[Extrait du texte]:
= = = = =

Conflits d'intérêts sans « Aucun état d’âme » pour Hervé Gaymard ?
Conflits d'intérêts sans
« Aucun état d’âme » ?
Gaymard, administrateur de Dargaud, et fan de l’édition à l’Assemblée
Hervé Gaymard, à l’origine de plusieurs lois très favorables aux éditeurs, siège discrètement au conseil d’administration de Dargaud, aux côtés du président du principal lobby de l’édition. Sans « aucun état d’âme », nous explique-t-il.
Député et président UMP du conseil général de Savoie, Hervé Gaymard est surtout connu pour son bref passage au ministère de l’Economie de novembre 2004 à février 2005, et pour le duplex de fonction que lui louait l’Etat. Il avait dû démissionner lorsque la presse avait révélé qu’il disposait par ailleurs d’un vaste appartement, mis en location.

= = = = =

[Données fournies]:
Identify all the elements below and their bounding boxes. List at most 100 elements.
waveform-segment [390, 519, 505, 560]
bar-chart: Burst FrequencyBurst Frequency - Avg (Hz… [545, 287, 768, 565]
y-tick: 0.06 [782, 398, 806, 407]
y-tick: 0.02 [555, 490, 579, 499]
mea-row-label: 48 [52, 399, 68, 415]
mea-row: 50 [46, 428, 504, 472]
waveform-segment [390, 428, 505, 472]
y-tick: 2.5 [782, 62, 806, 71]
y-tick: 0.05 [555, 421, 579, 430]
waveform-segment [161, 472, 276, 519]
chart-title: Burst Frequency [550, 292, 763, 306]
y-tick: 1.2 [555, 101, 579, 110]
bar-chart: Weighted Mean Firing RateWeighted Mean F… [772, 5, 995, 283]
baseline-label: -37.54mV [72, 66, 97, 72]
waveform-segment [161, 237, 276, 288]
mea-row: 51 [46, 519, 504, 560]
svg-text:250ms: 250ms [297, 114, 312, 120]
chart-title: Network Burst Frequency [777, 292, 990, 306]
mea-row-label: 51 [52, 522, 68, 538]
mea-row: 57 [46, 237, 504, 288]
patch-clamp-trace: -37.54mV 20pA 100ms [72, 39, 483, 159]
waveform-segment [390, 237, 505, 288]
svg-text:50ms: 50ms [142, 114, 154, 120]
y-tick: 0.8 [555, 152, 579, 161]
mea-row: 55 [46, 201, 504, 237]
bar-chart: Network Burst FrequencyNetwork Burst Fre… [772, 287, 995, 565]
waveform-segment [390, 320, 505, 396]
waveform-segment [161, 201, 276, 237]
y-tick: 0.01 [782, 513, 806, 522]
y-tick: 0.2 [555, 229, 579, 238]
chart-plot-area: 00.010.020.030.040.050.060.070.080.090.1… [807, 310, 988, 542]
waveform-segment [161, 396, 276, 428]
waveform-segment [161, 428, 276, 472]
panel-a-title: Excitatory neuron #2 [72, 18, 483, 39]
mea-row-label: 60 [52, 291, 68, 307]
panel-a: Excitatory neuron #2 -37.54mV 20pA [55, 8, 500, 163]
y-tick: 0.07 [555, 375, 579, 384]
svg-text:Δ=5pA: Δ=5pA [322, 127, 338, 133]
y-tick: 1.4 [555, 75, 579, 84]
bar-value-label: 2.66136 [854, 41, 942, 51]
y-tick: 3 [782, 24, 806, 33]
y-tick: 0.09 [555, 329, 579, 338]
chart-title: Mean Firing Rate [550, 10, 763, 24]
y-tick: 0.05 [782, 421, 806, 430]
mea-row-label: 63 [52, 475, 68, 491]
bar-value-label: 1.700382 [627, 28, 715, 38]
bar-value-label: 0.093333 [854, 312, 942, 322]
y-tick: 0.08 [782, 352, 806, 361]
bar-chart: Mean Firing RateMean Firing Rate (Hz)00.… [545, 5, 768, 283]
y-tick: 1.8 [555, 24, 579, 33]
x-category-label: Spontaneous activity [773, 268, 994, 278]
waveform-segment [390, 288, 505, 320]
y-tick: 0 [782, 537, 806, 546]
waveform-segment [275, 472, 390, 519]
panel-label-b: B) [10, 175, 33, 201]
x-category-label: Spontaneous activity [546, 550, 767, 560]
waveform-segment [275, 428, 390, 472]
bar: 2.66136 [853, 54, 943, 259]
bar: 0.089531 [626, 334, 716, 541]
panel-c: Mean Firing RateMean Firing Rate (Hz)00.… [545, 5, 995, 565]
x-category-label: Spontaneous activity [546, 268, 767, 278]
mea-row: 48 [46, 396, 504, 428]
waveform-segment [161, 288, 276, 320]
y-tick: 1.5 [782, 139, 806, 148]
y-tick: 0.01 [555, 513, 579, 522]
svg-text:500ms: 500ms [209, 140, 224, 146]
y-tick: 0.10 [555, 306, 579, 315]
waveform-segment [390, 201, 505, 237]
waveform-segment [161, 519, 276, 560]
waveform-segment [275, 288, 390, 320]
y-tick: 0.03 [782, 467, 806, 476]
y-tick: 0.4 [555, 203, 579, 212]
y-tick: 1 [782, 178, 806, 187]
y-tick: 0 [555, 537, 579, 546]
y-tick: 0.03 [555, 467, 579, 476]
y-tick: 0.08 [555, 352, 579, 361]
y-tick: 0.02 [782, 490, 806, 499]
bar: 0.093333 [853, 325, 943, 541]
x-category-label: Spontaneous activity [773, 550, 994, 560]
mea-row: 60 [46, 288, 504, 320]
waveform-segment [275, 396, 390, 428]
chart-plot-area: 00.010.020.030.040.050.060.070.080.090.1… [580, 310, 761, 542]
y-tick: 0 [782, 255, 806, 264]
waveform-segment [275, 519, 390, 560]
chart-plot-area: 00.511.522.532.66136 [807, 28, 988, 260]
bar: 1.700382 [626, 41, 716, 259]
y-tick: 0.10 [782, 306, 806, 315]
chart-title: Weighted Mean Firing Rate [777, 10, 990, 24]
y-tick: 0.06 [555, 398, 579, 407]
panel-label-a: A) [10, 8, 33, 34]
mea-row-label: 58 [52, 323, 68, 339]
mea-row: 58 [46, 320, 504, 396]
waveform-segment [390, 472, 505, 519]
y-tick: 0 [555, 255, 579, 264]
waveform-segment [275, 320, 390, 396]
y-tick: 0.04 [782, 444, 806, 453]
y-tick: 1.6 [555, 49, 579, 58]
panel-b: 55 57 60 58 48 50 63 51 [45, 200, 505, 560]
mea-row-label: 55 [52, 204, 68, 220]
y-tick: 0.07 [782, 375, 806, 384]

= = = = =

[Consigne]: Recopiez à l'identique le passage de l'article sur Hervé Gaymard qui débute aux mots « Député et président » et s'arrête après « mis en location. ».

[Réponse ci-dessous]:
Député et président UMP du conseil général de Savoie, Hervé Gaymard est surtout connu pour son bref passage au ministère de l’Economie de novembre 2004 à février 2005, et pour le duplex de fonction que lui louait l’Etat. Il avait dû démissionner lorsque la presse avait révélé qu’il disposait par ailleurs d’un vaste appartement, mis en location.